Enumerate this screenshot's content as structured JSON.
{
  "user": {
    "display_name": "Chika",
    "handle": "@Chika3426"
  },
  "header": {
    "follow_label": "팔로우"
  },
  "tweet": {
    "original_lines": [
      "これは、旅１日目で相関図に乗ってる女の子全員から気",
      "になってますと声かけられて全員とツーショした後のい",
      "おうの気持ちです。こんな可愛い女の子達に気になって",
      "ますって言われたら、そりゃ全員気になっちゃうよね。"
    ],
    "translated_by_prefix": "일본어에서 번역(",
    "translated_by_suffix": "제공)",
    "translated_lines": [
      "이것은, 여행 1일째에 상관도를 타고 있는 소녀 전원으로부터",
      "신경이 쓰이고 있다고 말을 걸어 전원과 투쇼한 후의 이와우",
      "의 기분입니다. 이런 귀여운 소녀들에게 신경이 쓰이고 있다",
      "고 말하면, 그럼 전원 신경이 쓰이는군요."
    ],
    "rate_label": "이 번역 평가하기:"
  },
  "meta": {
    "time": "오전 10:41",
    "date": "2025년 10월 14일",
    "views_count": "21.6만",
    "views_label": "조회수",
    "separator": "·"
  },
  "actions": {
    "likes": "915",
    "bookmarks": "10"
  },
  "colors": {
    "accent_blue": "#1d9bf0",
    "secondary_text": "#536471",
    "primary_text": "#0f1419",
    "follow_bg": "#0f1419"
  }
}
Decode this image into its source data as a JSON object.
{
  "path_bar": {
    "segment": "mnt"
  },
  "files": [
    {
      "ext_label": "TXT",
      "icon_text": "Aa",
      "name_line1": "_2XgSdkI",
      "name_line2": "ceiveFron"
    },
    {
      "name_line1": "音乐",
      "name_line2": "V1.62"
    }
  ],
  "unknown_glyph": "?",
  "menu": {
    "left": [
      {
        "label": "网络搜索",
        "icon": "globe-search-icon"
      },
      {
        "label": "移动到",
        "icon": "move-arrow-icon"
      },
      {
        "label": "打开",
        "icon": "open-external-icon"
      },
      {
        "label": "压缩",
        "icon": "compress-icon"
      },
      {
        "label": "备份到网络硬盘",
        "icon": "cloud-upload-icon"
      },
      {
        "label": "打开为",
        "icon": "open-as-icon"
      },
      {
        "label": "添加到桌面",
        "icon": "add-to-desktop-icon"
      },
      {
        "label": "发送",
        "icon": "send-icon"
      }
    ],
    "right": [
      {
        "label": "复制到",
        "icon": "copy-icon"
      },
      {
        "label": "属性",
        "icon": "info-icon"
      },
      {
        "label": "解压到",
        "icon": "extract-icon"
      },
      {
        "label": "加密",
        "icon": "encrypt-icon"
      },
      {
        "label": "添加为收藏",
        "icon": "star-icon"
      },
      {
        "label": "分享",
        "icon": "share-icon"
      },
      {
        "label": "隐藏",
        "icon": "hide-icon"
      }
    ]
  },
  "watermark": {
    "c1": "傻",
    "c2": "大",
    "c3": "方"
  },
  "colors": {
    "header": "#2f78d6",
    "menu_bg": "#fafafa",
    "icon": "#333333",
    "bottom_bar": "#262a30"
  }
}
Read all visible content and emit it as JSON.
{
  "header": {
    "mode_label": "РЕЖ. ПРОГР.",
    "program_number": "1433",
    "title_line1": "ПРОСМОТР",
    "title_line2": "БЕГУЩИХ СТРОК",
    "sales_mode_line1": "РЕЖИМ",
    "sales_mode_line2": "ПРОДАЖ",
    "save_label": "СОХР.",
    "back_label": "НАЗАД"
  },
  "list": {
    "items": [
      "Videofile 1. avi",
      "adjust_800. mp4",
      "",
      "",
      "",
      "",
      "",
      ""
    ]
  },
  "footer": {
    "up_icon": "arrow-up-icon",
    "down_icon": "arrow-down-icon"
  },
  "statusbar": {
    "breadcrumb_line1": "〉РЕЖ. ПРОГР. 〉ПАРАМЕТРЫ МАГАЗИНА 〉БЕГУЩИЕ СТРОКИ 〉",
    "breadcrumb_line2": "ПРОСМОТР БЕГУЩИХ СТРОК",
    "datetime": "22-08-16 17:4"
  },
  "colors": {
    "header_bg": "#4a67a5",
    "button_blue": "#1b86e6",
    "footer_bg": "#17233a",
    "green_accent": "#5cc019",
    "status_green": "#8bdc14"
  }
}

* * *

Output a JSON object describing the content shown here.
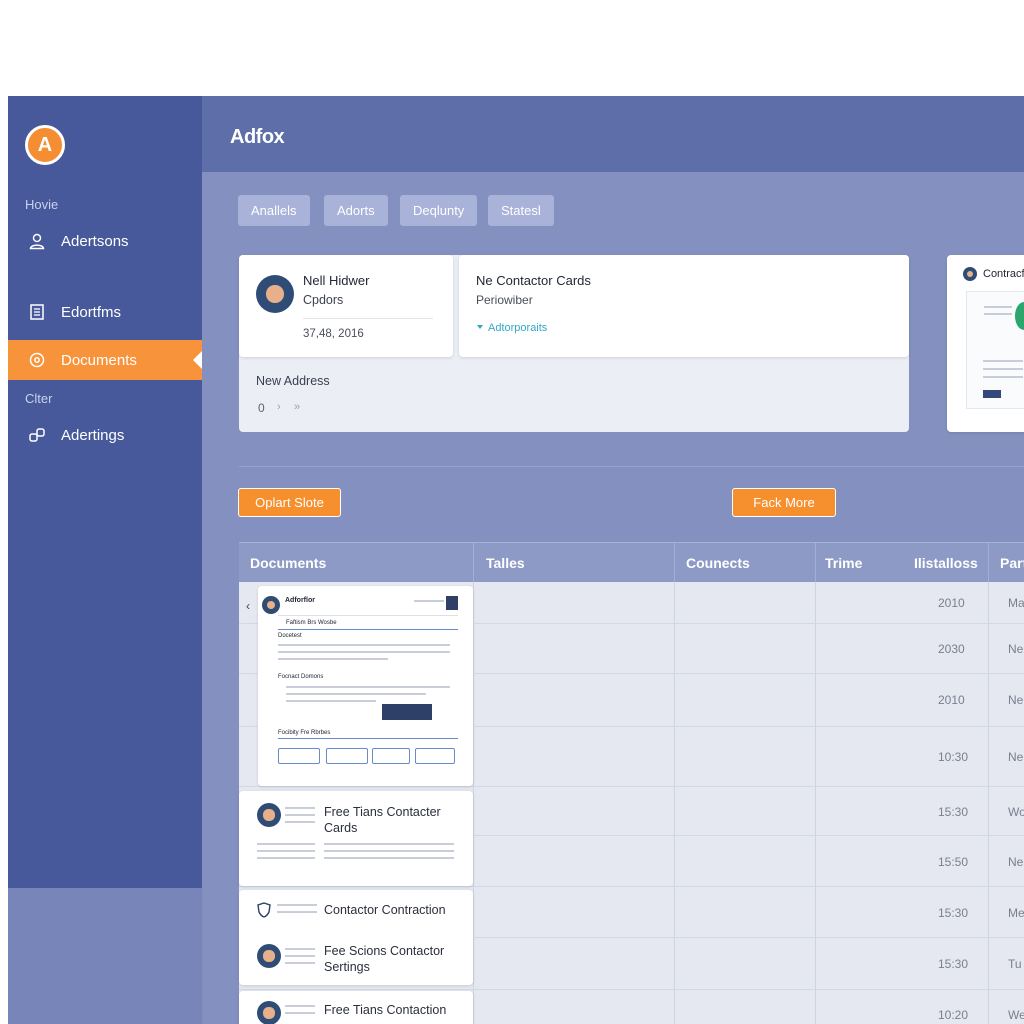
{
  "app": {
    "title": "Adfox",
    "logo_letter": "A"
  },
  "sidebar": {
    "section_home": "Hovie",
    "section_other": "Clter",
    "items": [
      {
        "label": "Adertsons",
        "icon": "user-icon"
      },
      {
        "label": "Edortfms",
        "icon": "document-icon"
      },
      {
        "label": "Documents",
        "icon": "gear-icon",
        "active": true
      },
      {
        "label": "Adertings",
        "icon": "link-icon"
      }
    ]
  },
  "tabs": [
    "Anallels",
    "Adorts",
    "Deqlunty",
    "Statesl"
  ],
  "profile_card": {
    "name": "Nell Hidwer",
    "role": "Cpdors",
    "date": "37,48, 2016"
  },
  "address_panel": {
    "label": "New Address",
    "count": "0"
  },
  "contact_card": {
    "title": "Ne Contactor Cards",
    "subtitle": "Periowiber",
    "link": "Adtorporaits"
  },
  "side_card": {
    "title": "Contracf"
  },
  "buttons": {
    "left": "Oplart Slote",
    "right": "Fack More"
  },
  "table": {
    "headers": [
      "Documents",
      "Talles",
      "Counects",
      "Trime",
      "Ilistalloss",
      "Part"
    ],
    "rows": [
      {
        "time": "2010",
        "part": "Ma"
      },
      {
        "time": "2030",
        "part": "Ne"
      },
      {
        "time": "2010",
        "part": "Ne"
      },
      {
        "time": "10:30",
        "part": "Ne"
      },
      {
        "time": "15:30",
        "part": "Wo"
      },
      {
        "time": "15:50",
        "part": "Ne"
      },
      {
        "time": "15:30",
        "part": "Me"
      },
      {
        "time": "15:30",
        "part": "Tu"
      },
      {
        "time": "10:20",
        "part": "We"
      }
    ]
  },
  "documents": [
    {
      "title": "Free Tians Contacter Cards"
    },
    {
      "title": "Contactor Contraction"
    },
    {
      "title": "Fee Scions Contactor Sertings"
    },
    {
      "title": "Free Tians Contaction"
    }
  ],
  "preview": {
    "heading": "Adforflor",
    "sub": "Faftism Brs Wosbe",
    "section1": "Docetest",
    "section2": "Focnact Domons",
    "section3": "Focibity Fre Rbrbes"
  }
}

What you need to do:
Note each line of the entries that has "open" in it, and copy those lines.

Task response:
        "icon": "open-external-icon"
        "icon": "open-as-icon"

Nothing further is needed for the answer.